• _WORK TO COMPLETE_: Copy, in full, each line of the material that holds the word "title".

• _SOURCE RECORDS_:

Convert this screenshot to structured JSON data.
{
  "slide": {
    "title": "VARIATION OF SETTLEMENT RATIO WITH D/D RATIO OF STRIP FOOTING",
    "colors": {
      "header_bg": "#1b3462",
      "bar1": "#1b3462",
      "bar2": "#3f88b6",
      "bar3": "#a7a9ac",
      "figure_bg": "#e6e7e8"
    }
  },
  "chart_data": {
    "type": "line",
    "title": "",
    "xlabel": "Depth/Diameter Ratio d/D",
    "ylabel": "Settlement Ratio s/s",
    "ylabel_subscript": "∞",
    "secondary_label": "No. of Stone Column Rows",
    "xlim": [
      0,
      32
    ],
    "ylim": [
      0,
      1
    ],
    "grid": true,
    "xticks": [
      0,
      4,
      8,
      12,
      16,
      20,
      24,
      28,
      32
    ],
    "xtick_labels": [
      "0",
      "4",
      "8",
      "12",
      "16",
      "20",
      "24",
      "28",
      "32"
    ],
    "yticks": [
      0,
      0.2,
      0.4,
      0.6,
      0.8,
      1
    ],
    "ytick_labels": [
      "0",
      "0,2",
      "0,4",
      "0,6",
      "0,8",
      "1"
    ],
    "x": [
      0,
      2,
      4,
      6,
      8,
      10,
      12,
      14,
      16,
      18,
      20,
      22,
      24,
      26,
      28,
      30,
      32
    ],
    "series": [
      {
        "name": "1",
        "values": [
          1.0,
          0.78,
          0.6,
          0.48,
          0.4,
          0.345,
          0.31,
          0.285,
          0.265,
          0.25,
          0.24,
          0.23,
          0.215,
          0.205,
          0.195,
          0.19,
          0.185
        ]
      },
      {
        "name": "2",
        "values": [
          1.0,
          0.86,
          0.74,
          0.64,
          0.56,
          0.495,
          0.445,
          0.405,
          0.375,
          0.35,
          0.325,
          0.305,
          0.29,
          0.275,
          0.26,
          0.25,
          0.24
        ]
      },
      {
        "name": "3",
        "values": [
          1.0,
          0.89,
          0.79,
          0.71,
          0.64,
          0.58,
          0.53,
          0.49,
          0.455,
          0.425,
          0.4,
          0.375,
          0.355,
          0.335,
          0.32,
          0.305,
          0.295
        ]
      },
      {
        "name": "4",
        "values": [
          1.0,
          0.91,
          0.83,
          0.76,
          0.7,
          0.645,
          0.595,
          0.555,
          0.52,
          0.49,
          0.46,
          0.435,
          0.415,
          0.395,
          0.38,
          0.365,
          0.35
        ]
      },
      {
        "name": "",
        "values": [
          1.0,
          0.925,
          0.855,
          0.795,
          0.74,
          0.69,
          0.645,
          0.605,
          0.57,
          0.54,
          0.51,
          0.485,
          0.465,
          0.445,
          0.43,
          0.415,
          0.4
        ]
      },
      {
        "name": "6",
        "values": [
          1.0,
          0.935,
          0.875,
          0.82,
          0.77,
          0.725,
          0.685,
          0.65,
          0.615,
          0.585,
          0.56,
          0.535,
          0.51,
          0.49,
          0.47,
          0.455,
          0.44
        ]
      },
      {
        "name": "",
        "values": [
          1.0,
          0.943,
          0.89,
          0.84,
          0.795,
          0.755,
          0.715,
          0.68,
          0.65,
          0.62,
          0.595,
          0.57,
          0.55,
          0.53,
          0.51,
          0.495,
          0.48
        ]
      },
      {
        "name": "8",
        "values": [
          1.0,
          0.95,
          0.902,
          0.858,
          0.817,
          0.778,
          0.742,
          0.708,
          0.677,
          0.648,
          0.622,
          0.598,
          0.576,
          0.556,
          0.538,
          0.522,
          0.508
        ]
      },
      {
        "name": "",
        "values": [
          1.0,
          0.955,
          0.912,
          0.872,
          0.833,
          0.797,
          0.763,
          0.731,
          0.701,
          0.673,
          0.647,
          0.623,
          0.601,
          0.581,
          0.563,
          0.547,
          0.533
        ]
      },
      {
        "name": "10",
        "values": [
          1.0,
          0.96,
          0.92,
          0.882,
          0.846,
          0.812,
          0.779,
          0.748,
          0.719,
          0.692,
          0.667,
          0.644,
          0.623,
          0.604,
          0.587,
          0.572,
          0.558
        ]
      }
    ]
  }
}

• _EXERCISE OUTPUT_:
    "title": "VARIATION OF SETTLEMENT RATIO WITH D/D RATIO OF STRIP FOOTING",
    "title": "",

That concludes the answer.